Images should be left out, and everything else in the listing reproduced exactly.
-- Start Data for the task --
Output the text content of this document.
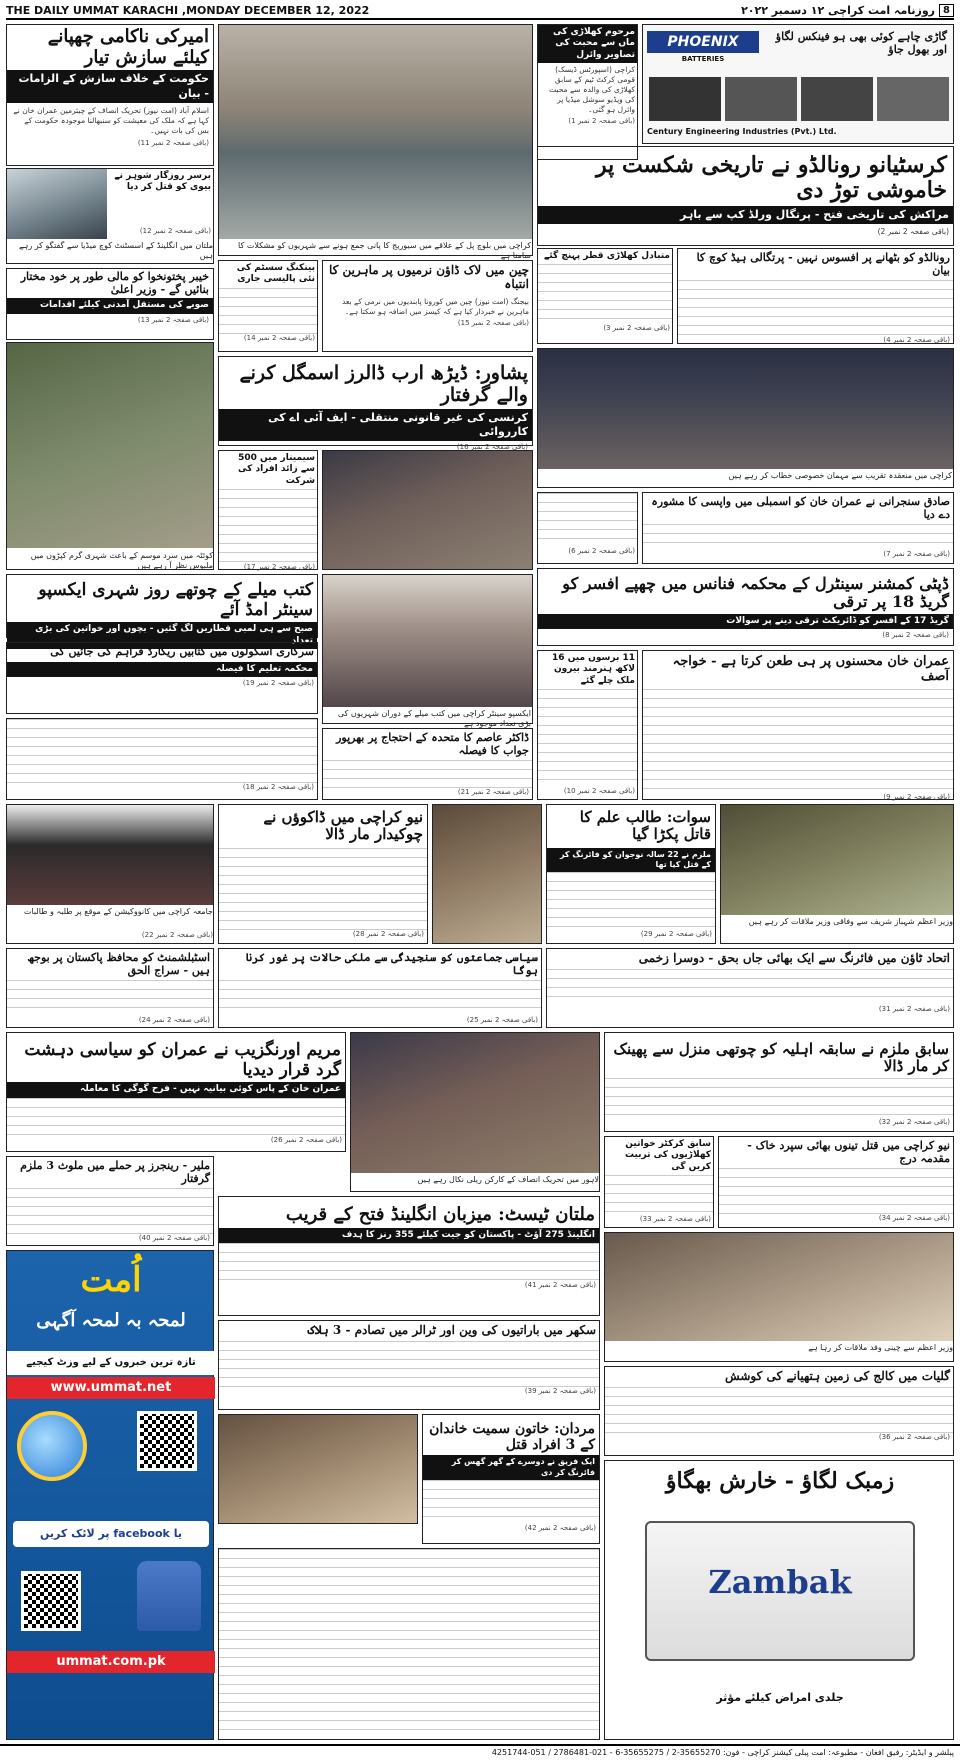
THE DAILY UMMAT KARACHI ,MONDAY DECEMBER 12, 2022	روزنامہ امت کراچی ۱۲ دسمبر ۲۰۲۲ 8
امیرکی ناکامی چھپانے کیلئے سازش تیار
حکومت کے خلاف سازش کے الزامات - بیان
اسلام آباد (امت نیوز) تحریک انصاف کے چیئرمین عمران خان نے کہا ہے کہ ملک کی معیشت کو سنبھالنا موجودہ حکومت کے بس کی بات نہیں۔
(باقی صفحہ 2 نمبر 11)
برسر روزگار شوہر نے بیوی کو قتل کر دیا
ملتان میں انگلینڈ کے اسسٹنٹ کوچ میڈیا سے گفتگو کر رہے ہیں
(باقی صفحہ 2 نمبر 12)
خیبر پختونخوا کو مالی طور پر خود مختار بنائیں گے - وزیر اعلیٰ
صوبے کی مستقل آمدنی کیلئے اقدامات
(باقی صفحہ 2 نمبر 13)
کوئٹہ میں سرد موسم کے باعث شہری گرم کپڑوں میں ملبوس نظر آ رہے ہیں
کراچی میں بلوچ پل کے علاقے میں سیوریج کا پانی جمع ہونے سے شہریوں کو مشکلات کا سامنا ہے
مرحوم کھلاڑی کی ماں سے محبت کی تصاویر وائرل
کراچی (اسپورٹس ڈیسک) قومی کرکٹ ٹیم کے سابق کھلاڑی کی والدہ سے محبت کی ویڈیو سوشل میڈیا پر وائرل ہو گئی۔
(باقی صفحہ 2 نمبر 1)
PHOENIX
BATTERIES
گاڑی چاہے کوئی بھی ہو فینکس لگاؤ اور بھول جاؤ
Century Engineering Industries (Pvt.) Ltd.
کرسٹیانو رونالڈو نے تاریخی شکست پر خاموشی توڑ دی
مراکش کی تاریخی فتح - پرتگال ورلڈ کپ سے باہر
(باقی صفحہ 2 نمبر 2)
متبادل کھلاڑی قطر پہنچ گئے
(باقی صفحہ 2 نمبر 3)
رونالڈو کو بٹھانے پر افسوس نہیں - پرتگالی ہیڈ کوچ کا بیان
(باقی صفحہ 2 نمبر 4)
بینکنگ سسٹم کی نئی پالیسی جاری
(باقی صفحہ 2 نمبر 14)
چین میں لاک ڈاؤن نرمیوں پر ماہرین کا انتباہ
بیجنگ (امت نیوز) چین میں کورونا پابندیوں میں نرمی کے بعد ماہرین نے خبردار کیا ہے کہ کیسز میں اضافہ ہو سکتا ہے۔
(باقی صفحہ 2 نمبر 15)
پشاور: ڈیڑھ ارب ڈالرز اسمگل کرنے والے گرفتار
کرنسی کی غیر قانونی منتقلی - ایف آئی اے کی کارروائی
(باقی صفحہ 2 نمبر 16)
سیمینار میں 500 سے زائد افراد کی شرکت
(باقی صفحہ 2 نمبر 17)
کراچی میں منعقدہ تقریب سے مہمان خصوصی خطاب کر رہے ہیں
صادق سنجرانی نے عمران خان کو اسمبلی میں واپسی کا مشورہ دے دیا
(باقی صفحہ 2 نمبر 7)
(باقی صفحہ 2 نمبر 6)
کتب میلے کے چوتھے روز شہری ایکسپو سینٹر امڈ آئے
صبح سے ہی لمبی قطاریں لگ گئیں - بچوں اور خواتین کی بڑی تعداد
ایکسپو سینٹر کراچی میں کتب میلے کے دوران شہریوں کی بڑی تعداد موجود ہے
سرکاری اسکولوں میں کتابیں ریکارڈ فراہم کی جائیں گی
محکمہ تعلیم کا فیصلہ
(باقی صفحہ 2 نمبر 19)
ڈاکٹر عاصم کا متحدہ کے احتجاج پر بھرپور جواب کا فیصلہ
(باقی صفحہ 2 نمبر 21)
(باقی صفحہ 2 نمبر 18)
ڈپٹی کمشنر سینٹرل کے محکمہ فنانس میں چھپے افسر کو گریڈ 18 پر ترقی
گریڈ 17 کے افسر کو ڈائریکٹ ترقی دینے پر سوالات
(باقی صفحہ 2 نمبر 8)
11 برسوں میں 16 لاکھ ہنرمند بیرون ملک چلے گئے
(باقی صفحہ 2 نمبر 10)
عمران خان محسنوں پر ہی طعن کرتا ہے - خواجہ آصف
(باقی صفحہ 2 نمبر 9)
جامعہ کراچی میں کانووکیشن کے موقع پر طلبہ و طالبات
(باقی صفحہ 2 نمبر 22)
نیو کراچی میں ڈاکوؤں نے چوکیدار مار ڈالا
(باقی صفحہ 2 نمبر 28)
سوات: طالب علم کا قاتل پکڑا گیا
ملزم نے 22 سالہ نوجوان کو فائرنگ کر کے قتل کیا تھا
(باقی صفحہ 2 نمبر 29)
وزیر اعظم شہباز شریف سے وفاقی وزیر ملاقات کر رہے ہیں
اسٹبلشمنٹ کو محافظ پاکستان پر بوجھ ہیں - سراج الحق
(باقی صفحہ 2 نمبر 24)
سیاسی جماعتوں کو سنجیدگی سے ملکی حالات پر غور کرنا ہوگا
(باقی صفحہ 2 نمبر 25)
اتحاد ٹاؤن میں فائرنگ سے ایک بھائی جاں بحق - دوسرا زخمی
(باقی صفحہ 2 نمبر 31)
مریم اورنگزیب نے عمران کو سیاسی دہشت گرد قرار دیدیا
عمران خان کے پاس کوئی بیانیہ نہیں - فرح گوگی کا معاملہ
(باقی صفحہ 2 نمبر 26)
لاہور میں تحریک انصاف کے کارکن ریلی نکال رہے ہیں
سابق ملزم نے سابقہ اہلیہ کو چوتھی منزل سے پھینک کر مار ڈالا
(باقی صفحہ 2 نمبر 32)
ملیر - رینجرز پر حملے میں ملوث 3 ملزم گرفتار
(باقی صفحہ 2 نمبر 40)
سابق کرکٹر خواتین کھلاڑیوں کی تربیت کریں گی
(باقی صفحہ 2 نمبر 33)
نیو کراچی میں قتل تینوں بھائی سپرد خاک - مقدمہ درج
(باقی صفحہ 2 نمبر 34)
اُمت
لمحہ بہ لمحہ آگہی
تازہ ترین خبروں کے لیے وزٹ کیجیے
www.ummat.net
یا facebook پر لائک کریں
ummat.com.pk
ملتان ٹیسٹ: میزبان انگلینڈ فتح کے قریب
انگلینڈ 275 آؤٹ - پاکستان کو جیت کیلئے 355 رنز کا ہدف
(باقی صفحہ 2 نمبر 41)
وزیر اعظم سے چینی وفد ملاقات کر رہا ہے
سکھر میں باراتیوں کی وین اور ٹرالر میں تصادم - 3 ہلاک
(باقی صفحہ 2 نمبر 39)
گلیات میں کالج کی زمین ہتھیانے کی کوشش
(باقی صفحہ 2 نمبر 36)
مردان: خاتون سمیت خاندان کے 3 افراد قتل
ایک فریق نے دوسرے کے گھر گھس کر فائرنگ کر دی
(باقی صفحہ 2 نمبر 42)
زمبک لگاؤ - خارش بھگاؤ
Zambak
جلدی امراض کیلئے مؤثر
پبلشر و ایڈیٹر: رفیق افغان - مطبوعہ: امت پبلی کیشنز کراچی - فون: 35655270-2 / 35655275-6 - 021-2786481 / 051-4251744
-- End Data for the task --
## Response below
Output the text content of this document.
THE DAILY UMMAT KARACHI ,MONDAY DECEMBER 12, 2022	روزنامہ امت کراچی ۱۲ دسمبر ۲۰۲۲ 8
امیرکی ناکامی چھپانے کیلئے سازش تیار
حکومت کے خلاف سازش کے الزامات - بیان
اسلام آباد (امت نیوز) تحریک انصاف کے چیئرمین عمران خان نے کہا ہے کہ ملک کی معیشت کو سنبھالنا موجودہ حکومت کے بس کی بات نہیں۔
(باقی صفحہ 2 نمبر 11)
برسر روزگار شوہر نے بیوی کو قتل کر دیا
ملتان میں انگلینڈ کے اسسٹنٹ کوچ میڈیا سے گفتگو کر رہے ہیں
(باقی صفحہ 2 نمبر 12)
خیبر پختونخوا کو مالی طور پر خود مختار بنائیں گے - وزیر اعلیٰ
صوبے کی مستقل آمدنی کیلئے اقدامات
(باقی صفحہ 2 نمبر 13)
کوئٹہ میں سرد موسم کے باعث شہری گرم کپڑوں میں ملبوس نظر آ رہے ہیں
کراچی میں بلوچ پل کے علاقے میں سیوریج کا پانی جمع ہونے سے شہریوں کو مشکلات کا سامنا ہے
مرحوم کھلاڑی کی ماں سے محبت کی تصاویر وائرل
کراچی (اسپورٹس ڈیسک) قومی کرکٹ ٹیم کے سابق کھلاڑی کی والدہ سے محبت کی ویڈیو سوشل میڈیا پر وائرل ہو گئی۔
(باقی صفحہ 2 نمبر 1)
PHOENIX
BATTERIES
گاڑی چاہے کوئی بھی ہو فینکس لگاؤ اور بھول جاؤ
Century Engineering Industries (Pvt.) Ltd.
کرسٹیانو رونالڈو نے تاریخی شکست پر خاموشی توڑ دی
مراکش کی تاریخی فتح - پرتگال ورلڈ کپ سے باہر
(باقی صفحہ 2 نمبر 2)
متبادل کھلاڑی قطر پہنچ گئے
(باقی صفحہ 2 نمبر 3)
رونالڈو کو بٹھانے پر افسوس نہیں - پرتگالی ہیڈ کوچ کا بیان
(باقی صفحہ 2 نمبر 4)
بینکنگ سسٹم کی نئی پالیسی جاری
(باقی صفحہ 2 نمبر 14)
چین میں لاک ڈاؤن نرمیوں پر ماہرین کا انتباہ
بیجنگ (امت نیوز) چین میں کورونا پابندیوں میں نرمی کے بعد ماہرین نے خبردار کیا ہے کہ کیسز میں اضافہ ہو سکتا ہے۔
(باقی صفحہ 2 نمبر 15)
پشاور: ڈیڑھ ارب ڈالرز اسمگل کرنے والے گرفتار
کرنسی کی غیر قانونی منتقلی - ایف آئی اے کی کارروائی
(باقی صفحہ 2 نمبر 16)
سیمینار میں 500 سے زائد افراد کی شرکت
(باقی صفحہ 2 نمبر 17)
کراچی میں منعقدہ تقریب سے مہمان خصوصی خطاب کر رہے ہیں
صادق سنجرانی نے عمران خان کو اسمبلی میں واپسی کا مشورہ دے دیا
(باقی صفحہ 2 نمبر 7)
(باقی صفحہ 2 نمبر 6)
کتب میلے کے چوتھے روز شہری ایکسپو سینٹر امڈ آئے
صبح سے ہی لمبی قطاریں لگ گئیں - بچوں اور خواتین کی بڑی تعداد
ایکسپو سینٹر کراچی میں کتب میلے کے دوران شہریوں کی بڑی تعداد موجود ہے
سرکاری اسکولوں میں کتابیں ریکارڈ فراہم کی جائیں گی
محکمہ تعلیم کا فیصلہ
(باقی صفحہ 2 نمبر 19)
ڈاکٹر عاصم کا متحدہ کے احتجاج پر بھرپور جواب کا فیصلہ
(باقی صفحہ 2 نمبر 21)
(باقی صفحہ 2 نمبر 18)
ڈپٹی کمشنر سینٹرل کے محکمہ فنانس میں چھپے افسر کو گریڈ 18 پر ترقی
گریڈ 17 کے افسر کو ڈائریکٹ ترقی دینے پر سوالات
(باقی صفحہ 2 نمبر 8)
11 برسوں میں 16 لاکھ ہنرمند بیرون ملک چلے گئے
(باقی صفحہ 2 نمبر 10)
عمران خان محسنوں پر ہی طعن کرتا ہے - خواجہ آصف
(باقی صفحہ 2 نمبر 9)
جامعہ کراچی میں کانووکیشن کے موقع پر طلبہ و طالبات
(باقی صفحہ 2 نمبر 22)
نیو کراچی میں ڈاکوؤں نے چوکیدار مار ڈالا
(باقی صفحہ 2 نمبر 28)
سوات: طالب علم کا قاتل پکڑا گیا
ملزم نے 22 سالہ نوجوان کو فائرنگ کر کے قتل کیا تھا
(باقی صفحہ 2 نمبر 29)
وزیر اعظم شہباز شریف سے وفاقی وزیر ملاقات کر رہے ہیں
اسٹبلشمنٹ کو محافظ پاکستان پر بوجھ ہیں - سراج الحق
(باقی صفحہ 2 نمبر 24)
سیاسی جماعتوں کو سنجیدگی سے ملکی حالات پر غور کرنا ہوگا
(باقی صفحہ 2 نمبر 25)
اتحاد ٹاؤن میں فائرنگ سے ایک بھائی جاں بحق - دوسرا زخمی
(باقی صفحہ 2 نمبر 31)
مریم اورنگزیب نے عمران کو سیاسی دہشت گرد قرار دیدیا
عمران خان کے پاس کوئی بیانیہ نہیں - فرح گوگی کا معاملہ
(باقی صفحہ 2 نمبر 26)
لاہور میں تحریک انصاف کے کارکن ریلی نکال رہے ہیں
سابق ملزم نے سابقہ اہلیہ کو چوتھی منزل سے پھینک کر مار ڈالا
(باقی صفحہ 2 نمبر 32)
ملیر - رینجرز پر حملے میں ملوث 3 ملزم گرفتار
(باقی صفحہ 2 نمبر 40)
سابق کرکٹر خواتین کھلاڑیوں کی تربیت کریں گی
(باقی صفحہ 2 نمبر 33)
نیو کراچی میں قتل تینوں بھائی سپرد خاک - مقدمہ درج
(باقی صفحہ 2 نمبر 34)
اُمت
لمحہ بہ لمحہ آگہی
تازہ ترین خبروں کے لیے وزٹ کیجیے
www.ummat.net
یا facebook پر لائک کریں
ummat.com.pk
ملتان ٹیسٹ: میزبان انگلینڈ فتح کے قریب
انگلینڈ 275 آؤٹ - پاکستان کو جیت کیلئے 355 رنز کا ہدف
(باقی صفحہ 2 نمبر 41)
وزیر اعظم سے چینی وفد ملاقات کر رہا ہے
سکھر میں باراتیوں کی وین اور ٹرالر میں تصادم - 3 ہلاک
(باقی صفحہ 2 نمبر 39)
گلیات میں کالج کی زمین ہتھیانے کی کوشش
(باقی صفحہ 2 نمبر 36)
مردان: خاتون سمیت خاندان کے 3 افراد قتل
ایک فریق نے دوسرے کے گھر گھس کر فائرنگ کر دی
(باقی صفحہ 2 نمبر 42)
زمبک لگاؤ - خارش بھگاؤ
Zambak
جلدی امراض کیلئے مؤثر
پبلشر و ایڈیٹر: رفیق افغان - مطبوعہ: امت پبلی کیشنز کراچی - فون: 35655270-2 / 35655275-6 - 021-2786481 / 051-4251744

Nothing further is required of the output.